>> BEGIN Provided records
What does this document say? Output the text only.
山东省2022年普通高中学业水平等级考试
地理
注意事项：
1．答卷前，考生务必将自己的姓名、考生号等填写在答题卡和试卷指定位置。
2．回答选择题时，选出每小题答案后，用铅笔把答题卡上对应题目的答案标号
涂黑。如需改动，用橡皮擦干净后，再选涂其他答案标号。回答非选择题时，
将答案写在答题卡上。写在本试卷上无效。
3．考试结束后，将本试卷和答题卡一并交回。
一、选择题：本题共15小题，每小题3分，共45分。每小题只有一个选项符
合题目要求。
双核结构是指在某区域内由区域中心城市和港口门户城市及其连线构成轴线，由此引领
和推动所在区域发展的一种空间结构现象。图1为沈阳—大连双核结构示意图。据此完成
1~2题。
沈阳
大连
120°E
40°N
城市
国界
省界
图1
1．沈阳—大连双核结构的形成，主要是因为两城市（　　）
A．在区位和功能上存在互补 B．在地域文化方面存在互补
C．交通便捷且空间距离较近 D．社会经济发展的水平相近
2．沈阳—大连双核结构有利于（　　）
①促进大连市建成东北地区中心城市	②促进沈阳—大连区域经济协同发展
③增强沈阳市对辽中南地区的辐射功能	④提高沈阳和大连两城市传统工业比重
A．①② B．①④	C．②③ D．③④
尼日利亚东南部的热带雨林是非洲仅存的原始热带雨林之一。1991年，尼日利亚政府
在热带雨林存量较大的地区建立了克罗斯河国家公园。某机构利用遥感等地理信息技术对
>> END Provided records
- [Exercise objective]: Every line of the material must be returned exactly as it appears.

- [Final answer]:
What does this document say? Output the text only.
山东省2022年普通高中学业水平等级考试
地理
注意事项：
1．答卷前，考生务必将自己的姓名、考生号等填写在答题卡和试卷指定位置。
2．回答选择题时，选出每小题答案后，用铅笔把答题卡上对应题目的答案标号
涂黑。如需改动，用橡皮擦干净后，再选涂其他答案标号。回答非选择题时，
将答案写在答题卡上。写在本试卷上无效。
3．考试结束后，将本试卷和答题卡一并交回。
一、选择题：本题共15小题，每小题3分，共45分。每小题只有一个选项符
合题目要求。
双核结构是指在某区域内由区域中心城市和港口门户城市及其连线构成轴线，由此引领
和推动所在区域发展的一种空间结构现象。图1为沈阳—大连双核结构示意图。据此完成
1~2题。
沈阳
大连
120°E
40°N
城市
国界
省界
图1
1．沈阳—大连双核结构的形成，主要是因为两城市（　　）
A．在区位和功能上存在互补 B．在地域文化方面存在互补
C．交通便捷且空间距离较近 D．社会经济发展的水平相近
2．沈阳—大连双核结构有利于（　　）
①促进大连市建成东北地区中心城市	②促进沈阳—大连区域经济协同发展
③增强沈阳市对辽中南地区的辐射功能	④提高沈阳和大连两城市传统工业比重
A．①② B．①④	C．②③ D．③④
尼日利亚东南部的热带雨林是非洲仅存的原始热带雨林之一。1991年，尼日利亚政府
在热带雨林存量较大的地区建立了克罗斯河国家公园。某机构利用遥感等地理信息技术对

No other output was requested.